PROMPT »
Give the data again, word for word.

═════ RECORD SET ═════

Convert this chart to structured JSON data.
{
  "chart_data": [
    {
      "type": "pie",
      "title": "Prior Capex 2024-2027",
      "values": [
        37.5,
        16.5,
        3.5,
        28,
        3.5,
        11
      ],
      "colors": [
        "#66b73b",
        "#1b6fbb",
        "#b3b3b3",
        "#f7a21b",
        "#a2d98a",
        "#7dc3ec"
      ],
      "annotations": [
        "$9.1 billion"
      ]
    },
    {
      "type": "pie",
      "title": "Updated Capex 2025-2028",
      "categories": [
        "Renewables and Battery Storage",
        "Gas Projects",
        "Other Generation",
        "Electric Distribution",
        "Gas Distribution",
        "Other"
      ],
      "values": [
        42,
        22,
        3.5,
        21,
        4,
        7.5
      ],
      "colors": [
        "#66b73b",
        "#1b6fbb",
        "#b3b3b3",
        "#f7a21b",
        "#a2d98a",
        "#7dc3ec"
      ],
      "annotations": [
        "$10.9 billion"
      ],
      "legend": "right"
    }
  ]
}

═════

RESPONSE »
Convert this chart to structured JSON data.
{
  "chart_data": [
    {
      "type": "pie",
      "title": "Prior Capex 2024-2027",
      "values": [
        37.5,
        16.5,
        3.5,
        28,
        3.5,
        11
      ],
      "colors": [
        "#66b73b",
        "#1b6fbb",
        "#b3b3b3",
        "#f7a21b",
        "#a2d98a",
        "#7dc3ec"
      ],
      "annotations": [
        "$9.1 billion"
      ]
    },
    {
      "type": "pie",
      "title": "Updated Capex 2025-2028",
      "categories": [
        "Renewables and Battery Storage",
        "Gas Projects",
        "Other Generation",
        "Electric Distribution",
        "Gas Distribution",
        "Other"
      ],
      "values": [
        42,
        22,
        3.5,
        21,
        4,
        7.5
      ],
      "colors": [
        "#66b73b",
        "#1b6fbb",
        "#b3b3b3",
        "#f7a21b",
        "#a2d98a",
        "#7dc3ec"
      ],
      "annotations": [
        "$10.9 billion"
      ],
      "legend": "right"
    }
  ]
}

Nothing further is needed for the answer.